[Items from a figure collection]
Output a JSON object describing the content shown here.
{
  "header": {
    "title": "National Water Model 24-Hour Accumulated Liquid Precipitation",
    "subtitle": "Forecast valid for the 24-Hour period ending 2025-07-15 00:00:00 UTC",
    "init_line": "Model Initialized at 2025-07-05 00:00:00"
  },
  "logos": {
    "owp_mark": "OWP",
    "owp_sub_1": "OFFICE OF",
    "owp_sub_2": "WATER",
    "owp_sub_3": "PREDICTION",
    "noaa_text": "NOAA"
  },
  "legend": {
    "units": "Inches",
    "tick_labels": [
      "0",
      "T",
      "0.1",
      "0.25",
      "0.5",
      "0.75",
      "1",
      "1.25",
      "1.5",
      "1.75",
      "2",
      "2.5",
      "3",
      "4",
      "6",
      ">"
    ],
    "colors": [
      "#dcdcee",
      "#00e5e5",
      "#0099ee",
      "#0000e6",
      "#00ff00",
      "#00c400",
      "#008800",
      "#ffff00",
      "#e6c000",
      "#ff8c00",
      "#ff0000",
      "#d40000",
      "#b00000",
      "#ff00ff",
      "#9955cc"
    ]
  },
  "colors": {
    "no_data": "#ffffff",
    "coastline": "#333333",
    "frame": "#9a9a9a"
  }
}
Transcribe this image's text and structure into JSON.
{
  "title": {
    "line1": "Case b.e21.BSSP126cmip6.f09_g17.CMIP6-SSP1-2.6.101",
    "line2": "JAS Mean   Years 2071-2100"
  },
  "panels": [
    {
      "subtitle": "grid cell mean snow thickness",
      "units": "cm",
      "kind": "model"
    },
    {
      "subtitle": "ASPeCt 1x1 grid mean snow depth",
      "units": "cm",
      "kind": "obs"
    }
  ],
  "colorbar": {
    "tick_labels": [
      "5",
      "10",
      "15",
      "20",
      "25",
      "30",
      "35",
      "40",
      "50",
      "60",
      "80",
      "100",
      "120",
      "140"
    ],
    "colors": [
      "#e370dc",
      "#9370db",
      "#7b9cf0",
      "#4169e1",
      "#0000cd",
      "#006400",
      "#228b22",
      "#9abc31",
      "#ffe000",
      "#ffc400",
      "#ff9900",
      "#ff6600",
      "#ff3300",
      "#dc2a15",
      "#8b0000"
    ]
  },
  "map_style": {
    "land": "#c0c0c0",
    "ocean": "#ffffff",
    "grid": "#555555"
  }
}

## [WORK INSTRUCTIONS]
Set down the entries above again, word for word.

## [WRITTEN REPLY]
Output a JSON object describing the content shown here.
{
  "header": {
    "title": "National Water Model 24-Hour Accumulated Liquid Precipitation",
    "subtitle": "Forecast valid for the 24-Hour period ending 2025-07-15 00:00:00 UTC",
    "init_line": "Model Initialized at 2025-07-05 00:00:00"
  },
  "logos": {
    "owp_mark": "OWP",
    "owp_sub_1": "OFFICE OF",
    "owp_sub_2": "WATER",
    "owp_sub_3": "PREDICTION",
    "noaa_text": "NOAA"
  },
  "legend": {
    "units": "Inches",
    "tick_labels": [
      "0",
      "T",
      "0.1",
      "0.25",
      "0.5",
      "0.75",
      "1",
      "1.25",
      "1.5",
      "1.75",
      "2",
      "2.5",
      "3",
      "4",
      "6",
      ">"
    ],
    "colors": [
      "#dcdcee",
      "#00e5e5",
      "#0099ee",
      "#0000e6",
      "#00ff00",
      "#00c400",
      "#008800",
      "#ffff00",
      "#e6c000",
      "#ff8c00",
      "#ff0000",
      "#d40000",
      "#b00000",
      "#ff00ff",
      "#9955cc"
    ]
  },
  "colors": {
    "no_data": "#ffffff",
    "coastline": "#333333",
    "frame": "#9a9a9a"
  }
}
Transcribe this image's text and structure into JSON.
{
  "title": {
    "line1": "Case b.e21.BSSP126cmip6.f09_g17.CMIP6-SSP1-2.6.101",
    "line2": "JAS Mean   Years 2071-2100"
  },
  "panels": [
    {
      "subtitle": "grid cell mean snow thickness",
      "units": "cm",
      "kind": "model"
    },
    {
      "subtitle": "ASPeCt 1x1 grid mean snow depth",
      "units": "cm",
      "kind": "obs"
    }
  ],
  "colorbar": {
    "tick_labels": [
      "5",
      "10",
      "15",
      "20",
      "25",
      "30",
      "35",
      "40",
      "50",
      "60",
      "80",
      "100",
      "120",
      "140"
    ],
    "colors": [
      "#e370dc",
      "#9370db",
      "#7b9cf0",
      "#4169e1",
      "#0000cd",
      "#006400",
      "#228b22",
      "#9abc31",
      "#ffe000",
      "#ffc400",
      "#ff9900",
      "#ff6600",
      "#ff3300",
      "#dc2a15",
      "#8b0000"
    ]
  },
  "map_style": {
    "land": "#c0c0c0",
    "ocean": "#ffffff",
    "grid": "#555555"
  }
}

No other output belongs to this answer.